§ **Records supplied**
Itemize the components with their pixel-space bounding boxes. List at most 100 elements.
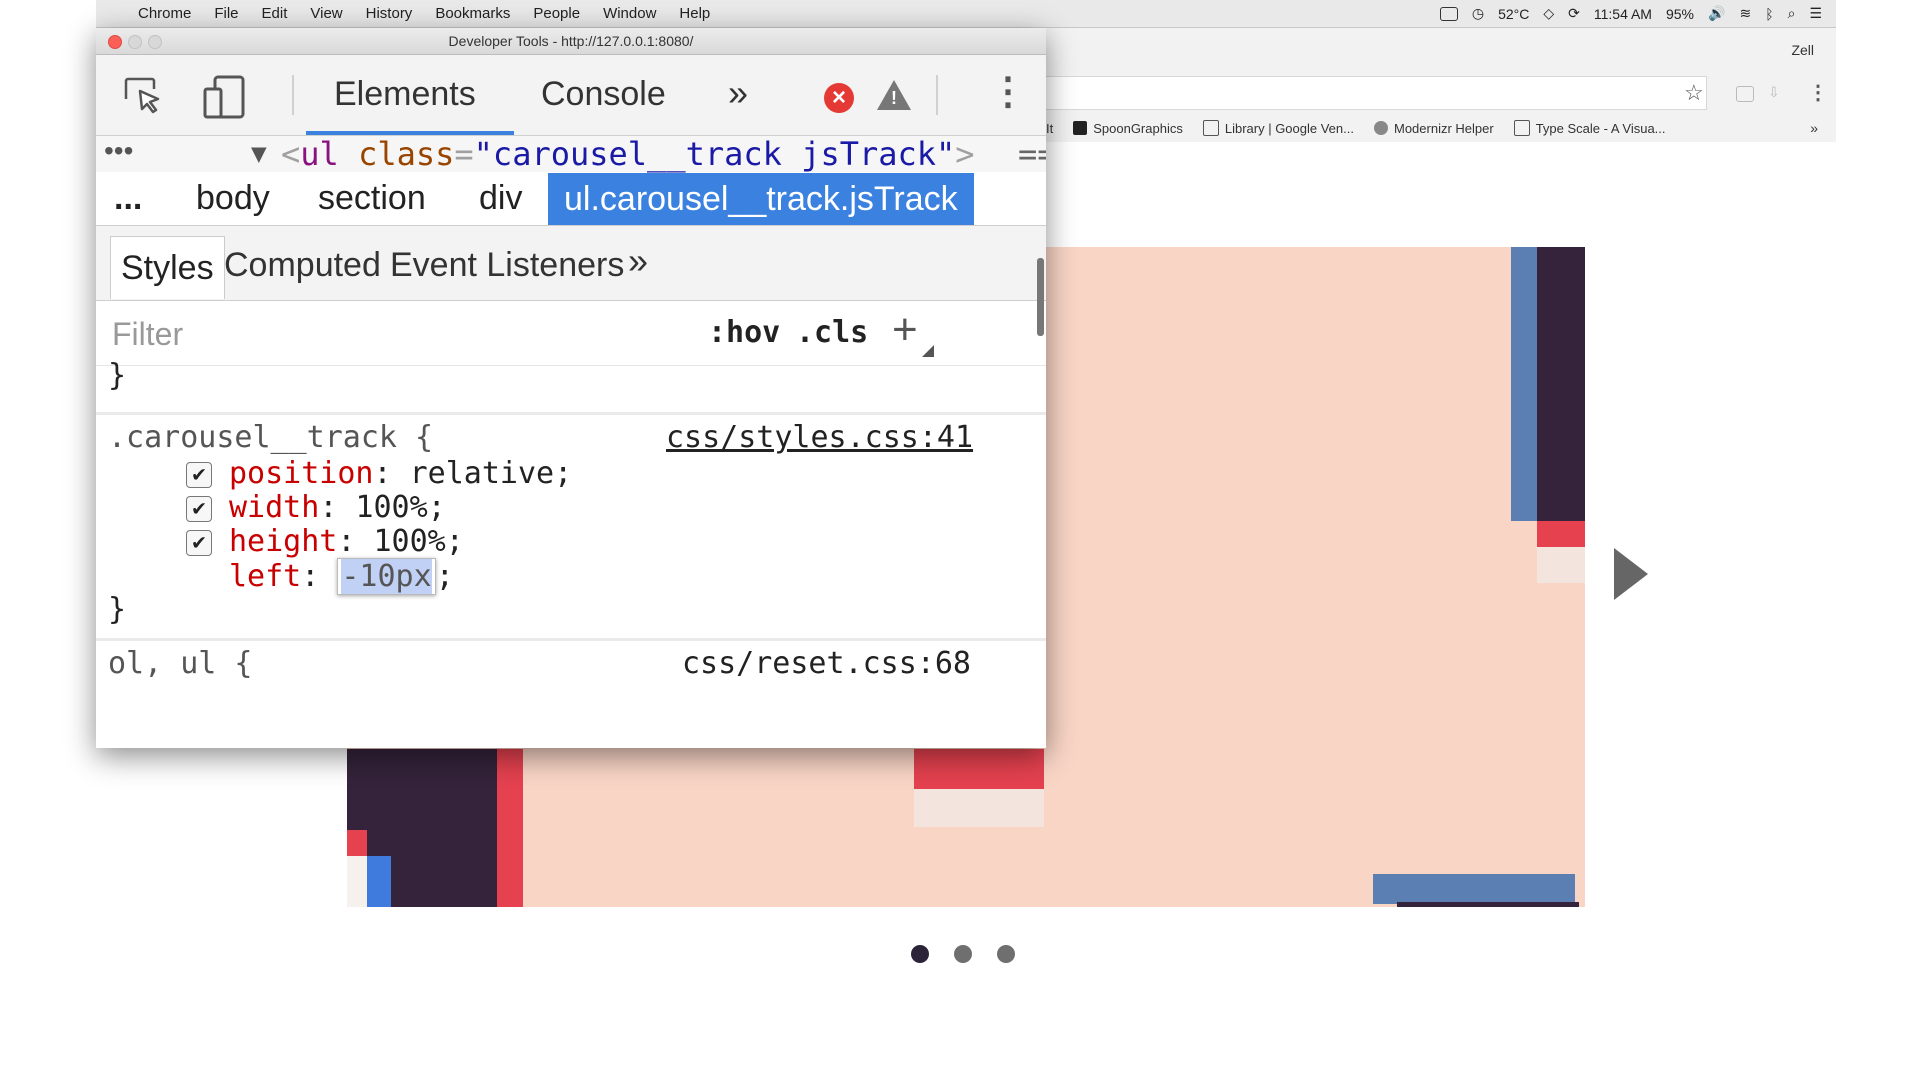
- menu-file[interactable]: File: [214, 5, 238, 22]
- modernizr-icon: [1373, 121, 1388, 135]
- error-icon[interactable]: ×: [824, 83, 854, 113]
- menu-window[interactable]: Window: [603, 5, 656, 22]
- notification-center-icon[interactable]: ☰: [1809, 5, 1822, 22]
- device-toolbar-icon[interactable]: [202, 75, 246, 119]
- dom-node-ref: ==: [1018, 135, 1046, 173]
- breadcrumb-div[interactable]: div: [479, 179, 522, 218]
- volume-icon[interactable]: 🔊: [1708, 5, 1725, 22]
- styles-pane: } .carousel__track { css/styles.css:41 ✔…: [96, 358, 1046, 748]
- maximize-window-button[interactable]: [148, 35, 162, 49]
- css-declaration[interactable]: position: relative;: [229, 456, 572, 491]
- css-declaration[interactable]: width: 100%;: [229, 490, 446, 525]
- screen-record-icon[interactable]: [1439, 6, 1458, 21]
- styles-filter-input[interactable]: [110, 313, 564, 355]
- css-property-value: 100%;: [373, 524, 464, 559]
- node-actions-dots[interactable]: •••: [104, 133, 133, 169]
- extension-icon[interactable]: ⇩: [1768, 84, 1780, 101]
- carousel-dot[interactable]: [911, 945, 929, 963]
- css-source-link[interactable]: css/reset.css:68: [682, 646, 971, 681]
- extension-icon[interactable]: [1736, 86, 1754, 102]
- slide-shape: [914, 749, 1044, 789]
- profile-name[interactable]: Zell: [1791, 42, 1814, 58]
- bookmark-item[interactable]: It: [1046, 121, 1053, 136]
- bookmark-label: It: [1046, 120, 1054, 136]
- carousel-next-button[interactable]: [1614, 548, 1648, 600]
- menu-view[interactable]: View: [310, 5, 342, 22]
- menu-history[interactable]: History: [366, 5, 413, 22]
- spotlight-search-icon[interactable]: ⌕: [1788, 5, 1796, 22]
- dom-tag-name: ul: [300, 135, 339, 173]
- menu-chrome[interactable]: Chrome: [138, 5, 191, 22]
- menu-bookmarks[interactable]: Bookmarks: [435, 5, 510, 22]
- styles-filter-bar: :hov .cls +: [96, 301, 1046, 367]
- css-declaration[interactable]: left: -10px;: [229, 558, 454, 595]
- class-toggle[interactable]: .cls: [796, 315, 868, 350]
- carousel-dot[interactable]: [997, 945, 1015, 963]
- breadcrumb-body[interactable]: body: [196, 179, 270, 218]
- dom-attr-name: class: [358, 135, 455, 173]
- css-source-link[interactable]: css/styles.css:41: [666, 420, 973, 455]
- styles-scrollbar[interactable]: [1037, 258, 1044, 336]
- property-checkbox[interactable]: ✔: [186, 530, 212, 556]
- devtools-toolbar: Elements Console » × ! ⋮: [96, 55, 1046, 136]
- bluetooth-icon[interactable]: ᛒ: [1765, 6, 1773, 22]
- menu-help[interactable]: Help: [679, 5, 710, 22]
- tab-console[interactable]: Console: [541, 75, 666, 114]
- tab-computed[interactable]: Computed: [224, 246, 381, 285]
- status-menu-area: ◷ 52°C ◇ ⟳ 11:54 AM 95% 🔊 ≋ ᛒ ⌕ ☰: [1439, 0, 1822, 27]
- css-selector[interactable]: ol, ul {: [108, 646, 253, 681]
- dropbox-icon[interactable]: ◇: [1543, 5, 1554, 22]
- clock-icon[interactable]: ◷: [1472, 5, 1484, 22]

§ **Problem statement**
Extract the lines of the material from the line containing "- menu-file[interactable]: File: [214, 5, 238, 22]" up to and including the line containing "- breadcrumb-div[interactable]: div: [479, 179, 522, 218]", copying each one exactly.

§ **Written solution**
- menu-file[interactable]: File: [214, 5, 238, 22]
- modernizr-icon: [1373, 121, 1388, 135]
- error-icon[interactable]: ×: [824, 83, 854, 113]
- menu-window[interactable]: Window: [603, 5, 656, 22]
- notification-center-icon[interactable]: ☰: [1809, 5, 1822, 22]
- device-toolbar-icon[interactable]: [202, 75, 246, 119]
- dom-node-ref: ==: [1018, 135, 1046, 173]
- breadcrumb-div[interactable]: div: [479, 179, 522, 218]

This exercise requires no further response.